Exercise goal:
Quote, verbatim, all material below, without pictures.

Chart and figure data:

◆ ◆ ◆ ◆ ◆ ◆ ◆

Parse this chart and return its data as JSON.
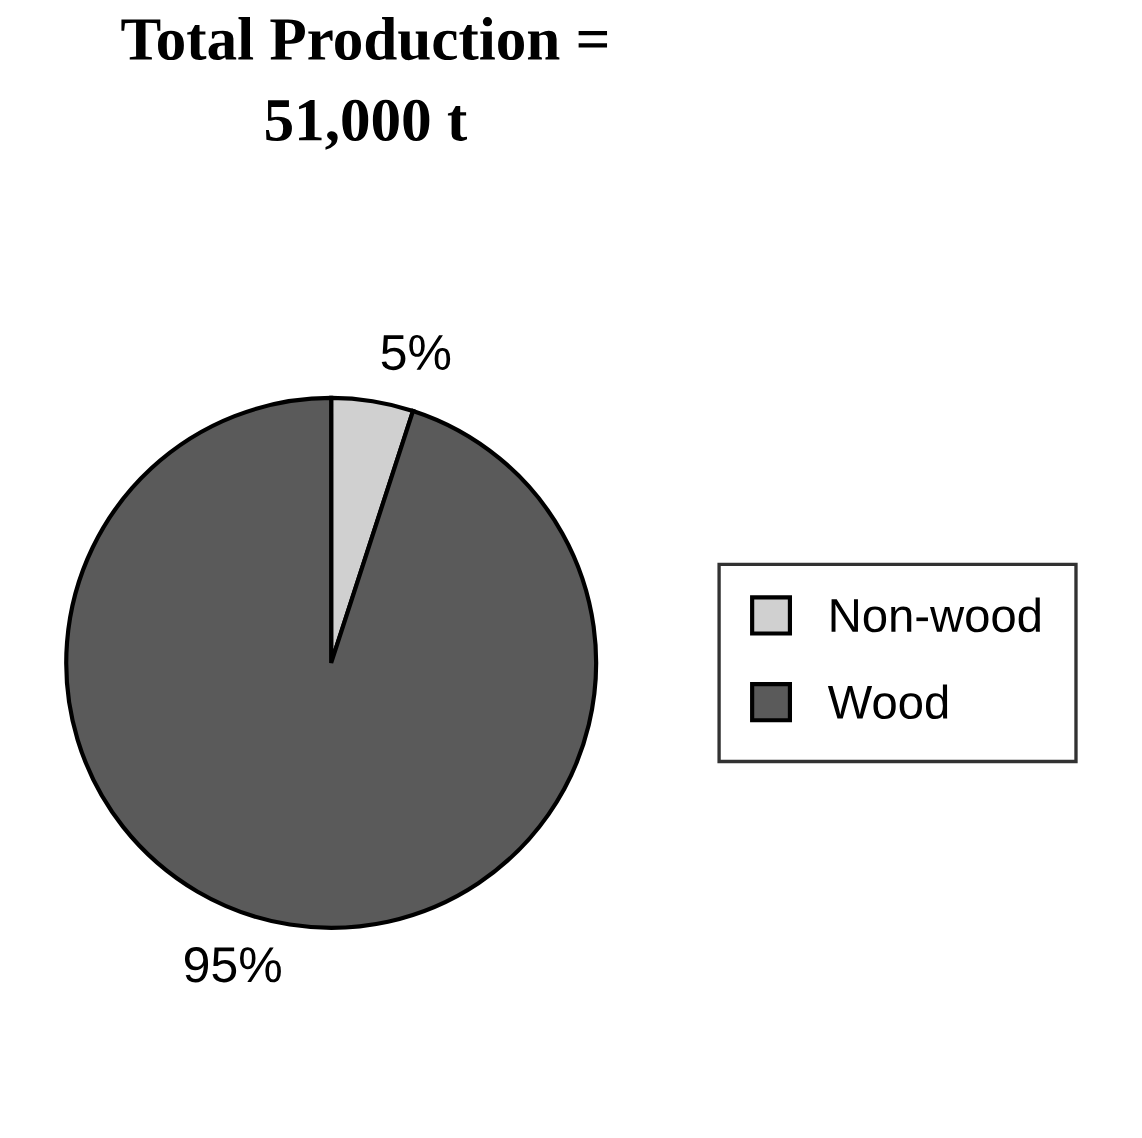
{
  "chart_data": {
    "type": "pie",
    "title": "Total Production =\n51,000 t",
    "categories": [
      "Non-wood",
      "Wood"
    ],
    "values": [
      5,
      95
    ],
    "colors": [
      "#d0d0d0",
      "#5a5a5a"
    ],
    "value_labels": [
      "5%",
      "95%"
    ],
    "legend": "right"
  }
}
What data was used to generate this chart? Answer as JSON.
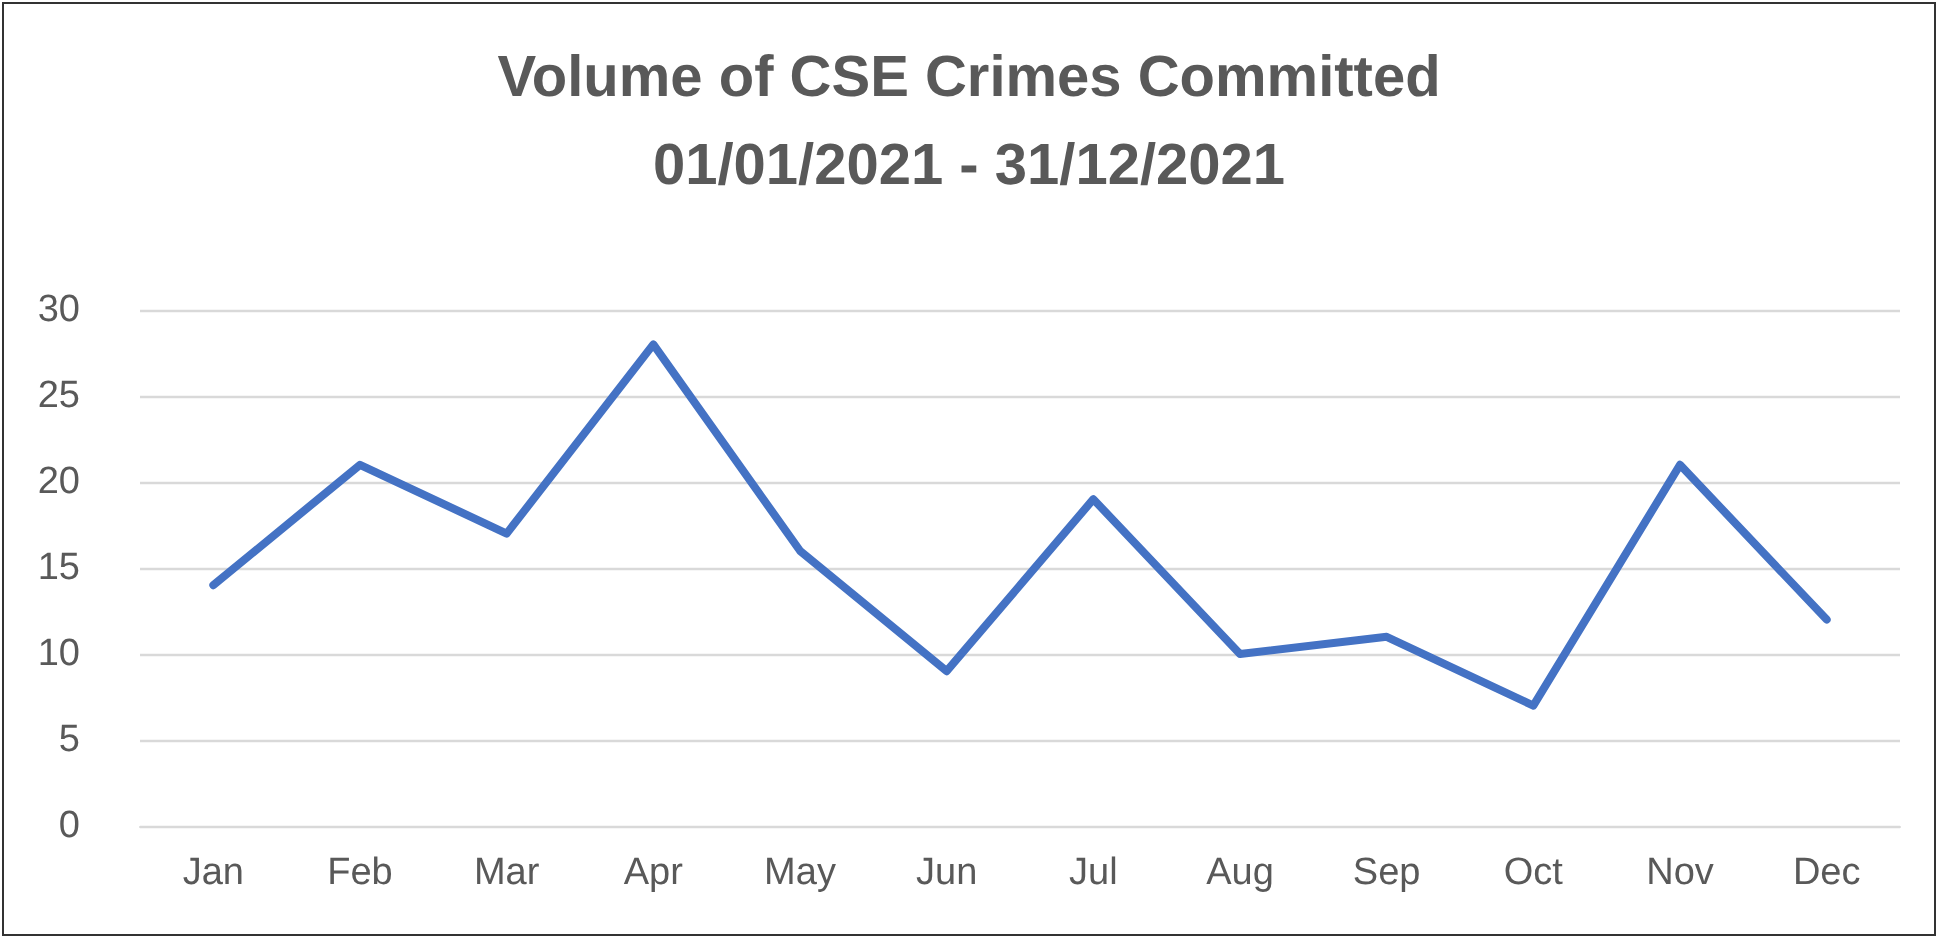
{
  "chart_data": {
    "type": "line",
    "title": "Volume of CSE Crimes Committed\n01/01/2021 - 31/12/2021",
    "categories": [
      "Jan",
      "Feb",
      "Mar",
      "Apr",
      "May",
      "Jun",
      "Jul",
      "Aug",
      "Sep",
      "Oct",
      "Nov",
      "Dec"
    ],
    "series": [
      {
        "color": "#4472c4",
        "values": [
          14,
          21,
          17,
          28,
          16,
          9,
          19,
          10,
          11,
          7,
          21,
          12
        ]
      }
    ],
    "ylim": [
      0,
      30
    ],
    "yticks": [
      0,
      5,
      10,
      15,
      20,
      25,
      30
    ],
    "grid": "y",
    "marker": "none",
    "line_style": "solid"
  }
}
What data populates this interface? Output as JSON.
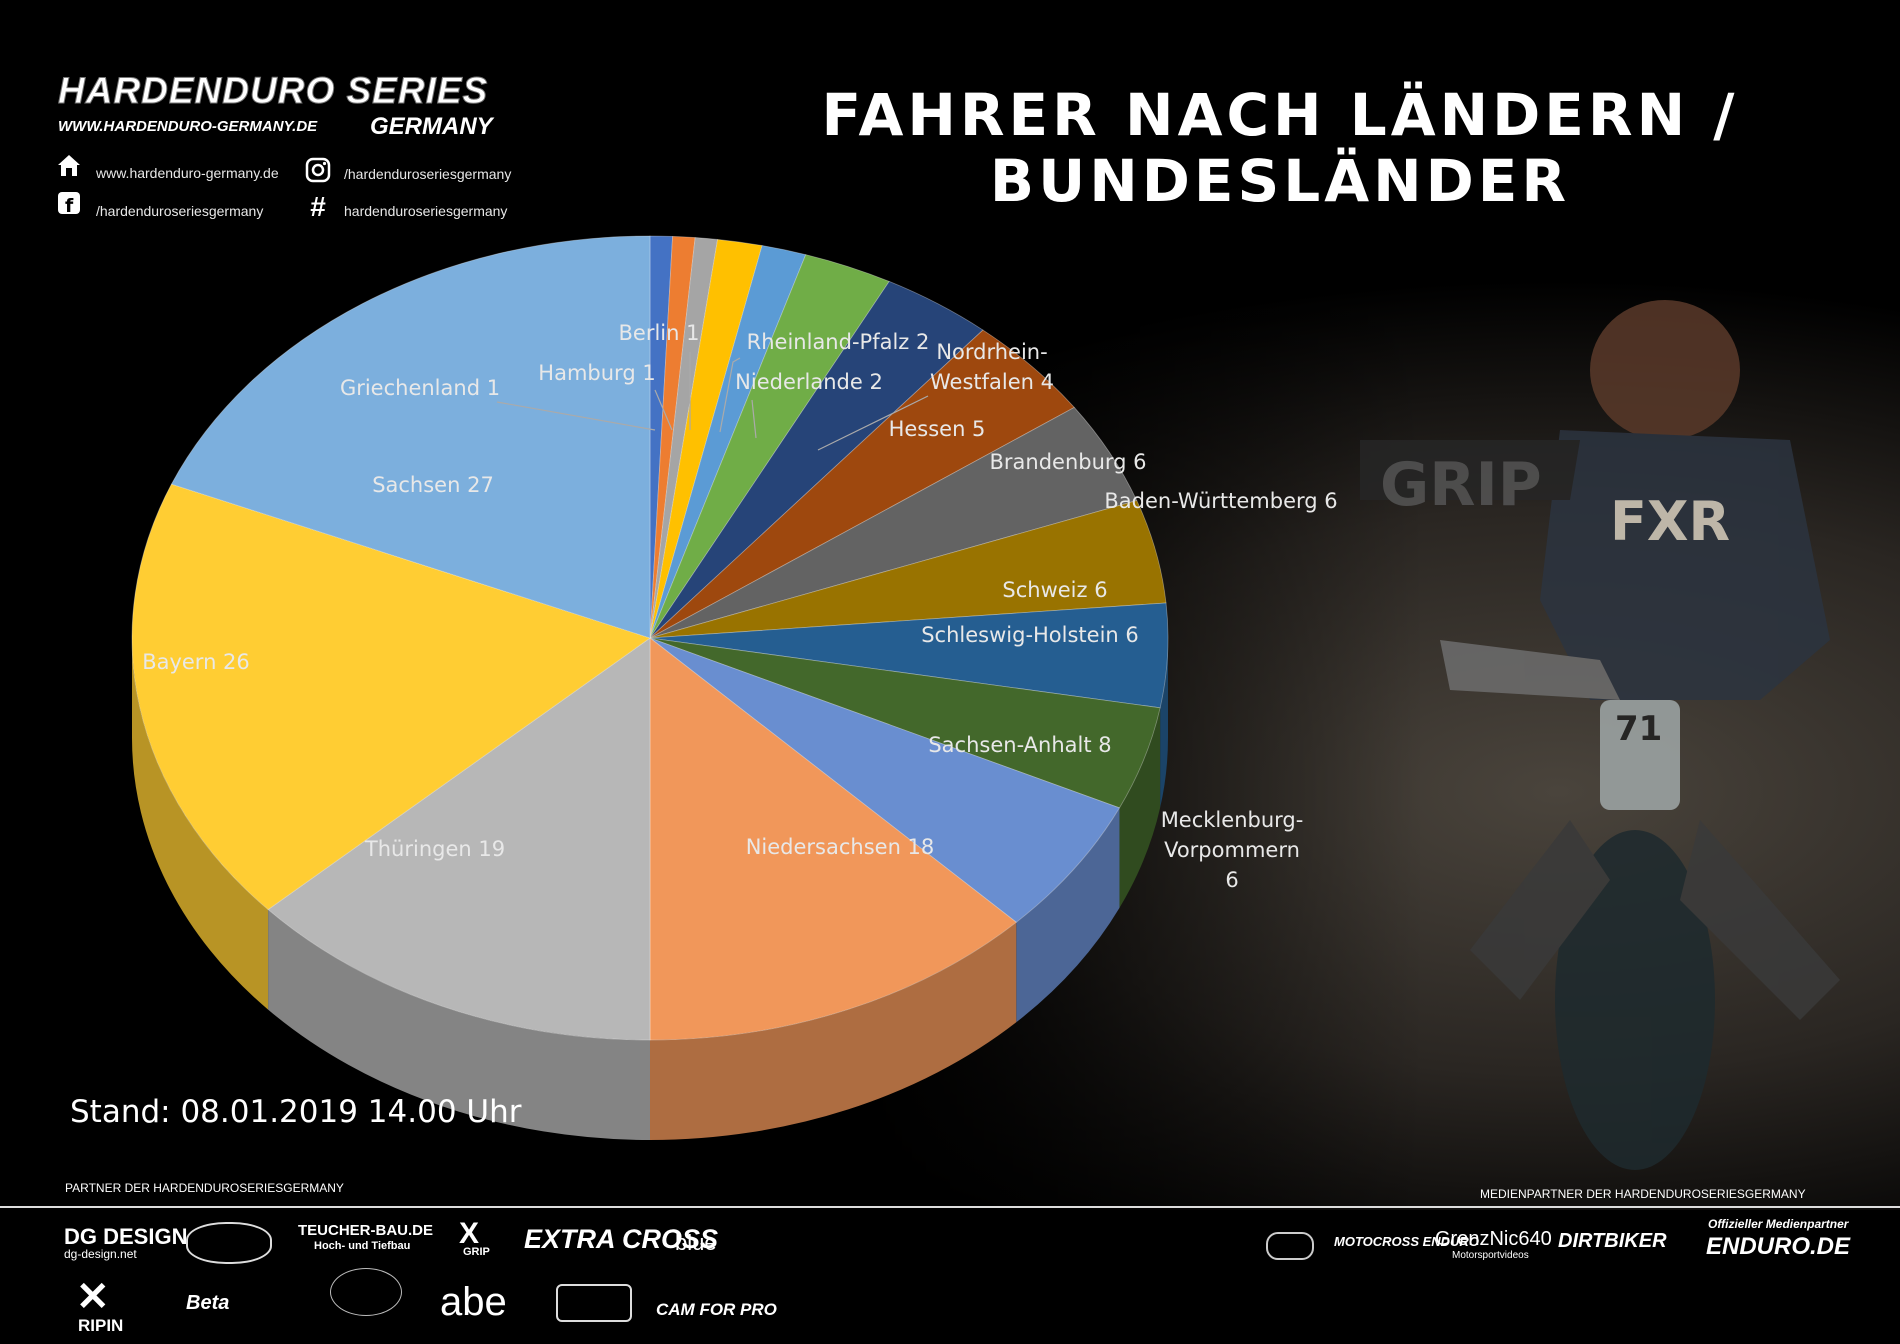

◆ ◆ ◆ ◆ ◆ ◆ ◆

Response to the task:
Parse this chart and return its data as JSON.
{
  "chart_data": {
    "type": "pie",
    "title": "Total Production =\n51,000 t",
    "categories": [
      "Non-wood",
      "Wood"
    ],
    "values": [
      5,
      95
    ],
    "colors": [
      "#d0d0d0",
      "#5a5a5a"
    ],
    "value_labels": [
      "5%",
      "95%"
    ],
    "legend": "right"
  }
}
What data was used to generate this chart? Answer as JSON.
{
  "chart_data": {
    "type": "line",
    "title": "Volume of CSE Crimes Committed\n01/01/2021 - 31/12/2021",
    "categories": [
      "Jan",
      "Feb",
      "Mar",
      "Apr",
      "May",
      "Jun",
      "Jul",
      "Aug",
      "Sep",
      "Oct",
      "Nov",
      "Dec"
    ],
    "series": [
      {
        "color": "#4472c4",
        "values": [
          14,
          21,
          17,
          28,
          16,
          9,
          19,
          10,
          11,
          7,
          21,
          12
        ]
      }
    ],
    "ylim": [
      0,
      30
    ],
    "yticks": [
      0,
      5,
      10,
      15,
      20,
      25,
      30
    ],
    "grid": "y",
    "marker": "none",
    "line_style": "solid"
  }
}
What data populates this interface? Output as JSON.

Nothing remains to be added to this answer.